Problem
Your task is to copy every line of this material exactly.

### Supplied data

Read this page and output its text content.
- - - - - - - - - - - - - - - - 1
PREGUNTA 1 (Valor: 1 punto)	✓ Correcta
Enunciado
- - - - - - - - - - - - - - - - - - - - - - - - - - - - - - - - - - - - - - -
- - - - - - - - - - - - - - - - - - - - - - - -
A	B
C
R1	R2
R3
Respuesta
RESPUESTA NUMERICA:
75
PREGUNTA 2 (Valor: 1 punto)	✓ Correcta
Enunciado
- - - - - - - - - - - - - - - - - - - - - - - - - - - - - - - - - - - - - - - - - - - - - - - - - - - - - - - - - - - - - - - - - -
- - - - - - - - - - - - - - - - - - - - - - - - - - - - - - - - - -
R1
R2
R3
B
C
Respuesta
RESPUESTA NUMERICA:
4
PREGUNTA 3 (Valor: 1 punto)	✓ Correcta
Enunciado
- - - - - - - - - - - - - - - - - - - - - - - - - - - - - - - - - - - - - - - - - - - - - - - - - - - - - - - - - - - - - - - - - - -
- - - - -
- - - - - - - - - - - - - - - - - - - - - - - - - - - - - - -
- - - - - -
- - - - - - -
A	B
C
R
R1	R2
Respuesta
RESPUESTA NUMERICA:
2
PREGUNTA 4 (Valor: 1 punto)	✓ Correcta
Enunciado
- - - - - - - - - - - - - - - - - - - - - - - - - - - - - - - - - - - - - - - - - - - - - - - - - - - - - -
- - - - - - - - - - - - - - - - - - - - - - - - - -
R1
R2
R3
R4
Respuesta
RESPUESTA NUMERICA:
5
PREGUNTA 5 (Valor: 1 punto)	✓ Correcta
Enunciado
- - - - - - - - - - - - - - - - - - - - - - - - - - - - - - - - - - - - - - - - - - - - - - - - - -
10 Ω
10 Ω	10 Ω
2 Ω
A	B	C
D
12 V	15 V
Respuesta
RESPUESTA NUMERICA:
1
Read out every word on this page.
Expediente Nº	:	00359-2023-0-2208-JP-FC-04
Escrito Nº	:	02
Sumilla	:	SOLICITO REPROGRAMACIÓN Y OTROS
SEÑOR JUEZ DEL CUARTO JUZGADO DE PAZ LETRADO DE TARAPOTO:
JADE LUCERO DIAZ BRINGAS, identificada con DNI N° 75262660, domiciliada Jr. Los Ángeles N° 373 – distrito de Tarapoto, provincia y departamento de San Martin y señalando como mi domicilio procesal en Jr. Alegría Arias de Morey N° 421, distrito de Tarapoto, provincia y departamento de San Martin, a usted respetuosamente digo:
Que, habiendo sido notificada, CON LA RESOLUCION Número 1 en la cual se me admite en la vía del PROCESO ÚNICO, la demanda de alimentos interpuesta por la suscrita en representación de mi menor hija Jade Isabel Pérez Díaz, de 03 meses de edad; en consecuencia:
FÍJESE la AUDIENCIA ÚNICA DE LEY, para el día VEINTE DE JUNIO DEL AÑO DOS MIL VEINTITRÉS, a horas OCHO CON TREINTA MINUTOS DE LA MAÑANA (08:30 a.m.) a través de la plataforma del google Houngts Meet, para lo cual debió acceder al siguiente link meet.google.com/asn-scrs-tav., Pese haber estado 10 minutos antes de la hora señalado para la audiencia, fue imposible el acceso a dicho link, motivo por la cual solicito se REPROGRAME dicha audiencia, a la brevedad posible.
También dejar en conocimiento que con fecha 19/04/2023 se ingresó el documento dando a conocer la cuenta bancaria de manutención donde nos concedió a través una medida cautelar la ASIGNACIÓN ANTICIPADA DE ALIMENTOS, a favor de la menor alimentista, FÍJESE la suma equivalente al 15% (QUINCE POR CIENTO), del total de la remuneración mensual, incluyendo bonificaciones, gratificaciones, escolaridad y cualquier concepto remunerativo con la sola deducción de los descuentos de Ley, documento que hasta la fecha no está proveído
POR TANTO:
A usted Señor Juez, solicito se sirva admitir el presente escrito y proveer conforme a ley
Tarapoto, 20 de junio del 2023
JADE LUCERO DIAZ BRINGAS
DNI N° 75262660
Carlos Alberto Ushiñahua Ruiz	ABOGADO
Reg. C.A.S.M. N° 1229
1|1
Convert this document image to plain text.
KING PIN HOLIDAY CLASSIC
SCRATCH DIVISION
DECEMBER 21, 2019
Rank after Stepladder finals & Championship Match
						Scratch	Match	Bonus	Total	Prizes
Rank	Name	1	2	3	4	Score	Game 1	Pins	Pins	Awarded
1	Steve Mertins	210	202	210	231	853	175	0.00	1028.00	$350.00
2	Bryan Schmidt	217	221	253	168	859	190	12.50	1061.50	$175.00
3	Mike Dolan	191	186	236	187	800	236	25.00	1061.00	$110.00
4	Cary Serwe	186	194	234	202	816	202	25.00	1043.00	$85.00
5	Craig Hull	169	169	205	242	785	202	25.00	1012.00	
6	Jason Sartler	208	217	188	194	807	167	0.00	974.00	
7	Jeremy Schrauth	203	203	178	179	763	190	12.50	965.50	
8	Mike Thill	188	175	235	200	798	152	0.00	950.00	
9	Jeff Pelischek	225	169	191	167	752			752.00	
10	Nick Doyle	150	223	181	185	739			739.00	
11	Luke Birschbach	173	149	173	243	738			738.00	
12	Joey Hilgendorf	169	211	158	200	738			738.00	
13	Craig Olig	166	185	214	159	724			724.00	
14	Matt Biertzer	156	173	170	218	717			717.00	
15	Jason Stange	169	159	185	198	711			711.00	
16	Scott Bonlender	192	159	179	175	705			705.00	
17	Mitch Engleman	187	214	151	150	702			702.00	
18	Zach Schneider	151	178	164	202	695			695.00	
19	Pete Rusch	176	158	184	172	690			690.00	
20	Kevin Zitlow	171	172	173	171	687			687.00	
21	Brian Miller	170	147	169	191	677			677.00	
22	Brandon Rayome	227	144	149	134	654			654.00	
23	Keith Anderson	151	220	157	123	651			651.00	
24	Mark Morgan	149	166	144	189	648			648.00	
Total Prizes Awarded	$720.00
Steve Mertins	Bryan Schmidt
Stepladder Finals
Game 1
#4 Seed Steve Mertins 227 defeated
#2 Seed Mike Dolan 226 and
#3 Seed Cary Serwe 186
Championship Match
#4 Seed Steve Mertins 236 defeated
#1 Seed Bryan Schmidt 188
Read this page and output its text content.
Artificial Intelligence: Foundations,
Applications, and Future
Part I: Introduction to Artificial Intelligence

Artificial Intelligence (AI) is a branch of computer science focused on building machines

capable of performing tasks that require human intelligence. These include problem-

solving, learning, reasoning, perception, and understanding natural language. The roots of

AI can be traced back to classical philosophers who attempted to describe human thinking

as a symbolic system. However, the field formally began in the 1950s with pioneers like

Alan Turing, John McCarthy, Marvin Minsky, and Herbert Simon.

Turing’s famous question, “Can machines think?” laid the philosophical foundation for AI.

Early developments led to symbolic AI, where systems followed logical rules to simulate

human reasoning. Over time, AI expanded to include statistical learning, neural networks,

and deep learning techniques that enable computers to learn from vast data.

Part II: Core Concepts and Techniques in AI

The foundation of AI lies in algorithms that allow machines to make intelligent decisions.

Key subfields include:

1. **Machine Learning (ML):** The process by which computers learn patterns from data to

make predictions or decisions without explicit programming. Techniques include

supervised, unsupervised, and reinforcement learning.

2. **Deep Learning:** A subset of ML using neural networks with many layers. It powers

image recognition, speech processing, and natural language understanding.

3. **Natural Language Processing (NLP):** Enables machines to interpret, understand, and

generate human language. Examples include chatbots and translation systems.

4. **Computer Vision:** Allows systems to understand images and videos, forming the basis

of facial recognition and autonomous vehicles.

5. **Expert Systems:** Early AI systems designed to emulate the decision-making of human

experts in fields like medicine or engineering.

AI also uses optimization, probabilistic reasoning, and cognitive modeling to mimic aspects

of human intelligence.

######

Final result
Read this page and output its text content.
- - - - - - - - - - - - - - - - 1
PREGUNTA 1 (Valor: 1 punto)	✓ Correcta
Enunciado
- - - - - - - - - - - - - - - - - - - - - - - - - - - - - - - - - - - - - - -
- - - - - - - - - - - - - - - - - - - - - - - -
A	B
C
R1	R2
R3
Respuesta
RESPUESTA NUMERICA:
75
PREGUNTA 2 (Valor: 1 punto)	✓ Correcta
Enunciado
- - - - - - - - - - - - - - - - - - - - - - - - - - - - - - - - - - - - - - - - - - - - - - - - - - - - - - - - - - - - - - - - - -
- - - - - - - - - - - - - - - - - - - - - - - - - - - - - - - - - -
R1
R2
R3
B
C
Respuesta
RESPUESTA NUMERICA:
4
PREGUNTA 3 (Valor: 1 punto)	✓ Correcta
Enunciado
- - - - - - - - - - - - - - - - - - - - - - - - - - - - - - - - - - - - - - - - - - - - - - - - - - - - - - - - - - - - - - - - - - -
- - - - -
- - - - - - - - - - - - - - - - - - - - - - - - - - - - - - -
- - - - - -
- - - - - - -
A	B
C
R
R1	R2
Respuesta
RESPUESTA NUMERICA:
2
PREGUNTA 4 (Valor: 1 punto)	✓ Correcta
Enunciado
- - - - - - - - - - - - - - - - - - - - - - - - - - - - - - - - - - - - - - - - - - - - - - - - - - - - - -
- - - - - - - - - - - - - - - - - - - - - - - - - -
R1
R2
R3
R4
Respuesta
RESPUESTA NUMERICA:
5
PREGUNTA 5 (Valor: 1 punto)	✓ Correcta
Enunciado
- - - - - - - - - - - - - - - - - - - - - - - - - - - - - - - - - - - - - - - - - - - - - - - - - -
10 Ω
10 Ω	10 Ω
2 Ω
A	B	C
D
12 V	15 V
Respuesta
RESPUESTA NUMERICA:
1
Read out every word on this page.
Expediente Nº	:	00359-2023-0-2208-JP-FC-04
Escrito Nº	:	02
Sumilla	:	SOLICITO REPROGRAMACIÓN Y OTROS
SEÑOR JUEZ DEL CUARTO JUZGADO DE PAZ LETRADO DE TARAPOTO:
JADE LUCERO DIAZ BRINGAS, identificada con DNI N° 75262660, domiciliada Jr. Los Ángeles N° 373 – distrito de Tarapoto, provincia y departamento de San Martin y señalando como mi domicilio procesal en Jr. Alegría Arias de Morey N° 421, distrito de Tarapoto, provincia y departamento de San Martin, a usted respetuosamente digo:
Que, habiendo sido notificada, CON LA RESOLUCION Número 1 en la cual se me admite en la vía del PROCESO ÚNICO, la demanda de alimentos interpuesta por la suscrita en representación de mi menor hija Jade Isabel Pérez Díaz, de 03 meses de edad; en consecuencia:
FÍJESE la AUDIENCIA ÚNICA DE LEY, para el día VEINTE DE JUNIO DEL AÑO DOS MIL VEINTITRÉS, a horas OCHO CON TREINTA MINUTOS DE LA MAÑANA (08:30 a.m.) a través de la plataforma del google Houngts Meet, para lo cual debió acceder al siguiente link meet.google.com/asn-scrs-tav., Pese haber estado 10 minutos antes de la hora señalado para la audiencia, fue imposible el acceso a dicho link, motivo por la cual solicito se REPROGRAME dicha audiencia, a la brevedad posible.
También dejar en conocimiento que con fecha 19/04/2023 se ingresó el documento dando a conocer la cuenta bancaria de manutención donde nos concedió a través una medida cautelar la ASIGNACIÓN ANTICIPADA DE ALIMENTOS, a favor de la menor alimentista, FÍJESE la suma equivalente al 15% (QUINCE POR CIENTO), del total de la remuneración mensual, incluyendo bonificaciones, gratificaciones, escolaridad y cualquier concepto remunerativo con la sola deducción de los descuentos de Ley, documento que hasta la fecha no está proveído
POR TANTO:
A usted Señor Juez, solicito se sirva admitir el presente escrito y proveer conforme a ley
Tarapoto, 20 de junio del 2023
JADE LUCERO DIAZ BRINGAS
DNI N° 75262660
Carlos Alberto Ushiñahua Ruiz	ABOGADO
Reg. C.A.S.M. N° 1229
1|1
Convert this document image to plain text.
KING PIN HOLIDAY CLASSIC
SCRATCH DIVISION
DECEMBER 21, 2019
Rank after Stepladder finals & Championship Match
						Scratch	Match	Bonus	Total	Prizes
Rank	Name	1	2	3	4	Score	Game 1	Pins	Pins	Awarded
1	Steve Mertins	210	202	210	231	853	175	0.00	1028.00	$350.00
2	Bryan Schmidt	217	221	253	168	859	190	12.50	1061.50	$175.00
3	Mike Dolan	191	186	236	187	800	236	25.00	1061.00	$110.00
4	Cary Serwe	186	194	234	202	816	202	25.00	1043.00	$85.00
5	Craig Hull	169	169	205	242	785	202	25.00	1012.00	
6	Jason Sartler	208	217	188	194	807	167	0.00	974.00	
7	Jeremy Schrauth	203	203	178	179	763	190	12.50	965.50	
8	Mike Thill	188	175	235	200	798	152	0.00	950.00	
9	Jeff Pelischek	225	169	191	167	752			752.00	
10	Nick Doyle	150	223	181	185	739			739.00	
11	Luke Birschbach	173	149	173	243	738			738.00	
12	Joey Hilgendorf	169	211	158	200	738			738.00	
13	Craig Olig	166	185	214	159	724			724.00	
14	Matt Biertzer	156	173	170	218	717			717.00	
15	Jason Stange	169	159	185	198	711			711.00	
16	Scott Bonlender	192	159	179	175	705			705.00	
17	Mitch Engleman	187	214	151	150	702			702.00	
18	Zach Schneider	151	178	164	202	695			695.00	
19	Pete Rusch	176	158	184	172	690			690.00	
20	Kevin Zitlow	171	172	173	171	687			687.00	
21	Brian Miller	170	147	169	191	677			677.00	
22	Brandon Rayome	227	144	149	134	654			654.00	
23	Keith Anderson	151	220	157	123	651			651.00	
24	Mark Morgan	149	166	144	189	648			648.00	
Total Prizes Awarded	$720.00
Steve Mertins	Bryan Schmidt
Stepladder Finals
Game 1
#4 Seed Steve Mertins 227 defeated
#2 Seed Mike Dolan 226 and
#3 Seed Cary Serwe 186
Championship Match
#4 Seed Steve Mertins 236 defeated
#1 Seed Bryan Schmidt 188
Read this page and output its text content.
Artificial Intelligence: Foundations,
Applications, and Future
Part I: Introduction to Artificial Intelligence

Artificial Intelligence (AI) is a branch of computer science focused on building machines

capable of performing tasks that require human intelligence. These include problem-

solving, learning, reasoning, perception, and understanding natural language. The roots of

AI can be traced back to classical philosophers who attempted to describe human thinking

as a symbolic system. However, the field formally began in the 1950s with pioneers like

Alan Turing, John McCarthy, Marvin Minsky, and Herbert Simon.

Turing’s famous question, “Can machines think?” laid the philosophical foundation for AI.

Early developments led to symbolic AI, where systems followed logical rules to simulate

human reasoning. Over time, AI expanded to include statistical learning, neural networks,

and deep learning techniques that enable computers to learn from vast data.

Part II: Core Concepts and Techniques in AI

The foundation of AI lies in algorithms that allow machines to make intelligent decisions.

Key subfields include:

1. **Machine Learning (ML):** The process by which computers learn patterns from data to

make predictions or decisions without explicit programming. Techniques include

supervised, unsupervised, and reinforcement learning.

2. **Deep Learning:** A subset of ML using neural networks with many layers. It powers

image recognition, speech processing, and natural language understanding.

3. **Natural Language Processing (NLP):** Enables machines to interpret, understand, and

generate human language. Examples include chatbots and translation systems.

4. **Computer Vision:** Allows systems to understand images and videos, forming the basis

of facial recognition and autonomous vehicles.

5. **Expert Systems:** Early AI systems designed to emulate the decision-making of human

experts in fields like medicine or engineering.

AI also uses optimization, probabilistic reasoning, and cognitive modeling to mimic aspects

of human intelligence.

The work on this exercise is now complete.